Data for this exercise -
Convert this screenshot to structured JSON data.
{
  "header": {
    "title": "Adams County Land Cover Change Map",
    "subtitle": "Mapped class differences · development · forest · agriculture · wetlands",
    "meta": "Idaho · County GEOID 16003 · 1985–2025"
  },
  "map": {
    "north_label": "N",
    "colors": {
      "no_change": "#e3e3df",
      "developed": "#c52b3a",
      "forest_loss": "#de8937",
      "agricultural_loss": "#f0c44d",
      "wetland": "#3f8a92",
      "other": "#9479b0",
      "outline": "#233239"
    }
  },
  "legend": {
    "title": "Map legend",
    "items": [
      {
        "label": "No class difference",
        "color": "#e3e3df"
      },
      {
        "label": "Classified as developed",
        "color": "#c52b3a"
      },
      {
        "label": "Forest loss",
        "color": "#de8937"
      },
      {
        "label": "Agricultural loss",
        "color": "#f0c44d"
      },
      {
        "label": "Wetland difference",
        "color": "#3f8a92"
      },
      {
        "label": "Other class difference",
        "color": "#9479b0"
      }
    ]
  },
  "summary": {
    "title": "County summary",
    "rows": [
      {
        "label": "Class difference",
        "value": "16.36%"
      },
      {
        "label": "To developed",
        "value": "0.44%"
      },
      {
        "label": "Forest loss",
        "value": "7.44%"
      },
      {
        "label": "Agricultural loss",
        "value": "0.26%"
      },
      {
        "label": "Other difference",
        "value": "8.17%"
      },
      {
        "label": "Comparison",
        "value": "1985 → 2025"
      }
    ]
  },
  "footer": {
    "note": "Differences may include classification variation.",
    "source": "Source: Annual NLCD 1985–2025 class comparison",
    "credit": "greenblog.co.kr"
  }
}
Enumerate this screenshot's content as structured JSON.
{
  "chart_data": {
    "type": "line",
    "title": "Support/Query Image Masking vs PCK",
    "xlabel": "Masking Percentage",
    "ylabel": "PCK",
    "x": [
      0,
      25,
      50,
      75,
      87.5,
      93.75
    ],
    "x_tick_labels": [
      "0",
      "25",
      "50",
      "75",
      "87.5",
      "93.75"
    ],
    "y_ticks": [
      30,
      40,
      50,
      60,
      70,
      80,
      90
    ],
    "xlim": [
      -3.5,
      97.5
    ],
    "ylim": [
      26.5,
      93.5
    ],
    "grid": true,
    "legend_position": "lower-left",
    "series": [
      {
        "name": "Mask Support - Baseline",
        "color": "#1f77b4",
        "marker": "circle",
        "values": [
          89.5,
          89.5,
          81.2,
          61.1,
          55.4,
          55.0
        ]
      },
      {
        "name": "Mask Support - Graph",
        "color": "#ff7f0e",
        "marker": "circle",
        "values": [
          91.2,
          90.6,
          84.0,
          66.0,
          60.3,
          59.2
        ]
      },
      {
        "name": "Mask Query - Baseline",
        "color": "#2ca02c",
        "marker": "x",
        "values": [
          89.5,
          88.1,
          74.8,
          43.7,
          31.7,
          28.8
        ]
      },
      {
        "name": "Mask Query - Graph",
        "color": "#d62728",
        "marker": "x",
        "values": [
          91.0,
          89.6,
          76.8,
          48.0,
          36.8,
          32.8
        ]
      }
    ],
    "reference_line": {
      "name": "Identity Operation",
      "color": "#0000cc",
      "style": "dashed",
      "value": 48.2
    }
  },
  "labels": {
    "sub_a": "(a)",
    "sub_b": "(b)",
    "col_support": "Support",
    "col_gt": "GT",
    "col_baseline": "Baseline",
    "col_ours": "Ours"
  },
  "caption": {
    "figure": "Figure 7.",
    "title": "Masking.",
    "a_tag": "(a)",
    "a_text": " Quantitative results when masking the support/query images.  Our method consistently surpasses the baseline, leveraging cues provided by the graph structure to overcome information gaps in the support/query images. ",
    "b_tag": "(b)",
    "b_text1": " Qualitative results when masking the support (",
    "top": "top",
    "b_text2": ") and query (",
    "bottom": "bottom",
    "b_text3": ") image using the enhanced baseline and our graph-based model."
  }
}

Set task -
Please quote the data above in full, with no line missing.

Reply to the task -
Convert this screenshot to structured JSON data.
{
  "header": {
    "title": "Adams County Land Cover Change Map",
    "subtitle": "Mapped class differences · development · forest · agriculture · wetlands",
    "meta": "Idaho · County GEOID 16003 · 1985–2025"
  },
  "map": {
    "north_label": "N",
    "colors": {
      "no_change": "#e3e3df",
      "developed": "#c52b3a",
      "forest_loss": "#de8937",
      "agricultural_loss": "#f0c44d",
      "wetland": "#3f8a92",
      "other": "#9479b0",
      "outline": "#233239"
    }
  },
  "legend": {
    "title": "Map legend",
    "items": [
      {
        "label": "No class difference",
        "color": "#e3e3df"
      },
      {
        "label": "Classified as developed",
        "color": "#c52b3a"
      },
      {
        "label": "Forest loss",
        "color": "#de8937"
      },
      {
        "label": "Agricultural loss",
        "color": "#f0c44d"
      },
      {
        "label": "Wetland difference",
        "color": "#3f8a92"
      },
      {
        "label": "Other class difference",
        "color": "#9479b0"
      }
    ]
  },
  "summary": {
    "title": "County summary",
    "rows": [
      {
        "label": "Class difference",
        "value": "16.36%"
      },
      {
        "label": "To developed",
        "value": "0.44%"
      },
      {
        "label": "Forest loss",
        "value": "7.44%"
      },
      {
        "label": "Agricultural loss",
        "value": "0.26%"
      },
      {
        "label": "Other difference",
        "value": "8.17%"
      },
      {
        "label": "Comparison",
        "value": "1985 → 2025"
      }
    ]
  },
  "footer": {
    "note": "Differences may include classification variation.",
    "source": "Source: Annual NLCD 1985–2025 class comparison",
    "credit": "greenblog.co.kr"
  }
}
Enumerate this screenshot's content as structured JSON.
{
  "chart_data": {
    "type": "line",
    "title": "Support/Query Image Masking vs PCK",
    "xlabel": "Masking Percentage",
    "ylabel": "PCK",
    "x": [
      0,
      25,
      50,
      75,
      87.5,
      93.75
    ],
    "x_tick_labels": [
      "0",
      "25",
      "50",
      "75",
      "87.5",
      "93.75"
    ],
    "y_ticks": [
      30,
      40,
      50,
      60,
      70,
      80,
      90
    ],
    "xlim": [
      -3.5,
      97.5
    ],
    "ylim": [
      26.5,
      93.5
    ],
    "grid": true,
    "legend_position": "lower-left",
    "series": [
      {
        "name": "Mask Support - Baseline",
        "color": "#1f77b4",
        "marker": "circle",
        "values": [
          89.5,
          89.5,
          81.2,
          61.1,
          55.4,
          55.0
        ]
      },
      {
        "name": "Mask Support - Graph",
        "color": "#ff7f0e",
        "marker": "circle",
        "values": [
          91.2,
          90.6,
          84.0,
          66.0,
          60.3,
          59.2
        ]
      },
      {
        "name": "Mask Query - Baseline",
        "color": "#2ca02c",
        "marker": "x",
        "values": [
          89.5,
          88.1,
          74.8,
          43.7,
          31.7,
          28.8
        ]
      },
      {
        "name": "Mask Query - Graph",
        "color": "#d62728",
        "marker": "x",
        "values": [
          91.0,
          89.6,
          76.8,
          48.0,
          36.8,
          32.8
        ]
      }
    ],
    "reference_line": {
      "name": "Identity Operation",
      "color": "#0000cc",
      "style": "dashed",
      "value": 48.2
    }
  },
  "labels": {
    "sub_a": "(a)",
    "sub_b": "(b)",
    "col_support": "Support",
    "col_gt": "GT",
    "col_baseline": "Baseline",
    "col_ours": "Ours"
  },
  "caption": {
    "figure": "Figure 7.",
    "title": "Masking.",
    "a_tag": "(a)",
    "a_text": " Quantitative results when masking the support/query images.  Our method consistently surpasses the baseline, leveraging cues provided by the graph structure to overcome information gaps in the support/query images. ",
    "b_tag": "(b)",
    "b_text1": " Qualitative results when masking the support (",
    "top": "top",
    "b_text2": ") and query (",
    "bottom": "bottom",
    "b_text3": ") image using the enhanced baseline and our graph-based model."
  }
}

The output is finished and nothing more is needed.